◆ **Short task**
Each entry must appear again exactly as it does in the source.

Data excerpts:
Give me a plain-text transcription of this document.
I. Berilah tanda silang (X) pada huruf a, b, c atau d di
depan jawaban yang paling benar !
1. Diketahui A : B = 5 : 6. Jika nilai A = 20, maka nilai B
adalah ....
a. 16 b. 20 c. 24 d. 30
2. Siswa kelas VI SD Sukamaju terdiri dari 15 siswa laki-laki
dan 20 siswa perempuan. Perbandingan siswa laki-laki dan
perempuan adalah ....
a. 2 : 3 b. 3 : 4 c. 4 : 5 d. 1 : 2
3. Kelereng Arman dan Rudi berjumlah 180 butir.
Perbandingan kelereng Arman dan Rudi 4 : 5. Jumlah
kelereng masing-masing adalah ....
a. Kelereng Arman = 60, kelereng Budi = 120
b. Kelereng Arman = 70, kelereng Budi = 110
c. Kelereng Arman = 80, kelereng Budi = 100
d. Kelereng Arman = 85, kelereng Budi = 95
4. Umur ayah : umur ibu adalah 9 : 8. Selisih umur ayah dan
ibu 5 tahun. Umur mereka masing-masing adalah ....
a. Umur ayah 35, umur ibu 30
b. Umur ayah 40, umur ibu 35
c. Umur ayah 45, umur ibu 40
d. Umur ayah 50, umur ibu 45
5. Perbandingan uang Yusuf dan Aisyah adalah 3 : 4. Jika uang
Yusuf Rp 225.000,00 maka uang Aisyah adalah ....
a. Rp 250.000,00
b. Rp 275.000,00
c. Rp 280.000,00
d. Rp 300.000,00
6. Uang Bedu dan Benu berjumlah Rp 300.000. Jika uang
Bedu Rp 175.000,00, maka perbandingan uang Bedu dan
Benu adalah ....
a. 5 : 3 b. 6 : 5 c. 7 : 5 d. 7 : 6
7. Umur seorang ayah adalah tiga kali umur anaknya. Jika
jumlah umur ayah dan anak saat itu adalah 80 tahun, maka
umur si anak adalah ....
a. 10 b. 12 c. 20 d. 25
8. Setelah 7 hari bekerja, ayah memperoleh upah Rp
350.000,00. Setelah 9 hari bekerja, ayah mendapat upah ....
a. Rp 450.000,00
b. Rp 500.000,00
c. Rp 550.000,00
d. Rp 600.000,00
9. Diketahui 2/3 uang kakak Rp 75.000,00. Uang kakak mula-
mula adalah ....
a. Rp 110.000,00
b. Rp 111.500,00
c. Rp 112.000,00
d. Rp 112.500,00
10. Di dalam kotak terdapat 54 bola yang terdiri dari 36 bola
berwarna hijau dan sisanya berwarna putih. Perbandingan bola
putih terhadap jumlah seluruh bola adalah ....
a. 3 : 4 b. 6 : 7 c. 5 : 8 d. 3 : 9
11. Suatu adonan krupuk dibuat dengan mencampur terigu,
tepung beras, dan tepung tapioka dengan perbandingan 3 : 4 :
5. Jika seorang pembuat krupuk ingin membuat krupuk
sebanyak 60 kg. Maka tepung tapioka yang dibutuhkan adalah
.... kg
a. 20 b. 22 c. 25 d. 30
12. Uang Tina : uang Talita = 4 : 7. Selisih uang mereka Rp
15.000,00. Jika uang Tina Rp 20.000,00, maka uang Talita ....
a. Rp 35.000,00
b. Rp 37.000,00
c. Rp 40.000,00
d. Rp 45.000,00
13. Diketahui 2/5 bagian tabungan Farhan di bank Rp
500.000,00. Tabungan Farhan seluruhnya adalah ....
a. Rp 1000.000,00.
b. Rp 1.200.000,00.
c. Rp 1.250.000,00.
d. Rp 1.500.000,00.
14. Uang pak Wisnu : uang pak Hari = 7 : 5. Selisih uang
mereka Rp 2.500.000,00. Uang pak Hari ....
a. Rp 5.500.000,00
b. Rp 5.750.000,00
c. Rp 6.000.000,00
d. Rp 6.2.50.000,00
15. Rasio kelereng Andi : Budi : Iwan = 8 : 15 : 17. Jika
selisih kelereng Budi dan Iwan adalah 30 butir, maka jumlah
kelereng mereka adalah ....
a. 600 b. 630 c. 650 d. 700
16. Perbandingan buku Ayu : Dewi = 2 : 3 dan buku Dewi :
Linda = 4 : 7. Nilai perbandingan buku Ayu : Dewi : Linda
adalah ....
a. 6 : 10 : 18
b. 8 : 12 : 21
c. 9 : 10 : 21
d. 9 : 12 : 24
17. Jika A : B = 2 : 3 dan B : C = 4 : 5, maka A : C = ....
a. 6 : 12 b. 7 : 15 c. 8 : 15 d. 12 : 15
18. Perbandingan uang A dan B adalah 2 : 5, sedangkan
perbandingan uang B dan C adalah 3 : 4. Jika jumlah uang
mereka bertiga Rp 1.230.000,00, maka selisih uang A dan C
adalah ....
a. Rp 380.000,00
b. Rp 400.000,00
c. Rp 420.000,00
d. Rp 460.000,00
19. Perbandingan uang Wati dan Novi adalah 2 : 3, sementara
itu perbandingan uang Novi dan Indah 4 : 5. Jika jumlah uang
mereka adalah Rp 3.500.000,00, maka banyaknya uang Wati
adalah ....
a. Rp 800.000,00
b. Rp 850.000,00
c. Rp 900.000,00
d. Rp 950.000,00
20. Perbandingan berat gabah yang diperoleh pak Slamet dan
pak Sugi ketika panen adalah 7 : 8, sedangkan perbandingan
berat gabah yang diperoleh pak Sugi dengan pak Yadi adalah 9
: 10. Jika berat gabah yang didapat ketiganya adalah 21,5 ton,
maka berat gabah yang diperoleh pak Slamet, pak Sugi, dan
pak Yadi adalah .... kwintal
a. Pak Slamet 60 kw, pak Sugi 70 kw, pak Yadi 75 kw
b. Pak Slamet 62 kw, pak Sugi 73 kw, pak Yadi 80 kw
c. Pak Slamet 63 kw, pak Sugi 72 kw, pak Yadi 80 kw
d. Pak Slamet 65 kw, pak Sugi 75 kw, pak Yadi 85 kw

◆ **Solved problem**
Give me a plain-text transcription of this document.
I. Berilah tanda silang (X) pada huruf a, b, c atau d di
depan jawaban yang paling benar !
1. Diketahui A : B = 5 : 6. Jika nilai A = 20, maka nilai B
adalah ....
a. 16 b. 20 c. 24 d. 30
2. Siswa kelas VI SD Sukamaju terdiri dari 15 siswa laki-laki
dan 20 siswa perempuan. Perbandingan siswa laki-laki dan
perempuan adalah ....
a. 2 : 3 b. 3 : 4 c. 4 : 5 d. 1 : 2
3. Kelereng Arman dan Rudi berjumlah 180 butir.
Perbandingan kelereng Arman dan Rudi 4 : 5. Jumlah
kelereng masing-masing adalah ....
a. Kelereng Arman = 60, kelereng Budi = 120
b. Kelereng Arman = 70, kelereng Budi = 110
c. Kelereng Arman = 80, kelereng Budi = 100
d. Kelereng Arman = 85, kelereng Budi = 95
4. Umur ayah : umur ibu adalah 9 : 8. Selisih umur ayah dan
ibu 5 tahun. Umur mereka masing-masing adalah ....
a. Umur ayah 35, umur ibu 30
b. Umur ayah 40, umur ibu 35
c. Umur ayah 45, umur ibu 40
d. Umur ayah 50, umur ibu 45
5. Perbandingan uang Yusuf dan Aisyah adalah 3 : 4. Jika uang
Yusuf Rp 225.000,00 maka uang Aisyah adalah ....
a. Rp 250.000,00
b. Rp 275.000,00
c. Rp 280.000,00
d. Rp 300.000,00
6. Uang Bedu dan Benu berjumlah Rp 300.000. Jika uang
Bedu Rp 175.000,00, maka perbandingan uang Bedu dan
Benu adalah ....
a. 5 : 3 b. 6 : 5 c. 7 : 5 d. 7 : 6
7. Umur seorang ayah adalah tiga kali umur anaknya. Jika
jumlah umur ayah dan anak saat itu adalah 80 tahun, maka
umur si anak adalah ....
a. 10 b. 12 c. 20 d. 25
8. Setelah 7 hari bekerja, ayah memperoleh upah Rp
350.000,00. Setelah 9 hari bekerja, ayah mendapat upah ....
a. Rp 450.000,00
b. Rp 500.000,00
c. Rp 550.000,00
d. Rp 600.000,00
9. Diketahui 2/3 uang kakak Rp 75.000,00. Uang kakak mula-
mula adalah ....
a. Rp 110.000,00
b. Rp 111.500,00
c. Rp 112.000,00
d. Rp 112.500,00
10. Di dalam kotak terdapat 54 bola yang terdiri dari 36 bola
berwarna hijau dan sisanya berwarna putih. Perbandingan bola
putih terhadap jumlah seluruh bola adalah ....
a. 3 : 4 b. 6 : 7 c. 5 : 8 d. 3 : 9
11. Suatu adonan krupuk dibuat dengan mencampur terigu,
tepung beras, dan tepung tapioka dengan perbandingan 3 : 4 :
5. Jika seorang pembuat krupuk ingin membuat krupuk
sebanyak 60 kg. Maka tepung tapioka yang dibutuhkan adalah
.... kg
a. 20 b. 22 c. 25 d. 30
12. Uang Tina : uang Talita = 4 : 7. Selisih uang mereka Rp
15.000,00. Jika uang Tina Rp 20.000,00, maka uang Talita ....
a. Rp 35.000,00
b. Rp 37.000,00
c. Rp 40.000,00
d. Rp 45.000,00
13. Diketahui 2/5 bagian tabungan Farhan di bank Rp
500.000,00. Tabungan Farhan seluruhnya adalah ....
a. Rp 1000.000,00.
b. Rp 1.200.000,00.
c. Rp 1.250.000,00.
d. Rp 1.500.000,00.
14. Uang pak Wisnu : uang pak Hari = 7 : 5. Selisih uang
mereka Rp 2.500.000,00. Uang pak Hari ....
a. Rp 5.500.000,00
b. Rp 5.750.000,00
c. Rp 6.000.000,00
d. Rp 6.2.50.000,00
15. Rasio kelereng Andi : Budi : Iwan = 8 : 15 : 17. Jika
selisih kelereng Budi dan Iwan adalah 30 butir, maka jumlah
kelereng mereka adalah ....
a. 600 b. 630 c. 650 d. 700
16. Perbandingan buku Ayu : Dewi = 2 : 3 dan buku Dewi :
Linda = 4 : 7. Nilai perbandingan buku Ayu : Dewi : Linda
adalah ....
a. 6 : 10 : 18
b. 8 : 12 : 21
c. 9 : 10 : 21
d. 9 : 12 : 24
17. Jika A : B = 2 : 3 dan B : C = 4 : 5, maka A : C = ....
a. 6 : 12 b. 7 : 15 c. 8 : 15 d. 12 : 15
18. Perbandingan uang A dan B adalah 2 : 5, sedangkan
perbandingan uang B dan C adalah 3 : 4. Jika jumlah uang
mereka bertiga Rp 1.230.000,00, maka selisih uang A dan C
adalah ....
a. Rp 380.000,00
b. Rp 400.000,00
c. Rp 420.000,00
d. Rp 460.000,00
19. Perbandingan uang Wati dan Novi adalah 2 : 3, sementara
itu perbandingan uang Novi dan Indah 4 : 5. Jika jumlah uang
mereka adalah Rp 3.500.000,00, maka banyaknya uang Wati
adalah ....
a. Rp 800.000,00
b. Rp 850.000,00
c. Rp 900.000,00
d. Rp 950.000,00
20. Perbandingan berat gabah yang diperoleh pak Slamet dan
pak Sugi ketika panen adalah 7 : 8, sedangkan perbandingan
berat gabah yang diperoleh pak Sugi dengan pak Yadi adalah 9
: 10. Jika berat gabah yang didapat ketiganya adalah 21,5 ton,
maka berat gabah yang diperoleh pak Slamet, pak Sugi, dan
pak Yadi adalah .... kwintal
a. Pak Slamet 60 kw, pak Sugi 70 kw, pak Yadi 75 kw
b. Pak Slamet 62 kw, pak Sugi 73 kw, pak Yadi 80 kw
c. Pak Slamet 63 kw, pak Sugi 72 kw, pak Yadi 80 kw
d. Pak Slamet 65 kw, pak Sugi 75 kw, pak Yadi 85 kw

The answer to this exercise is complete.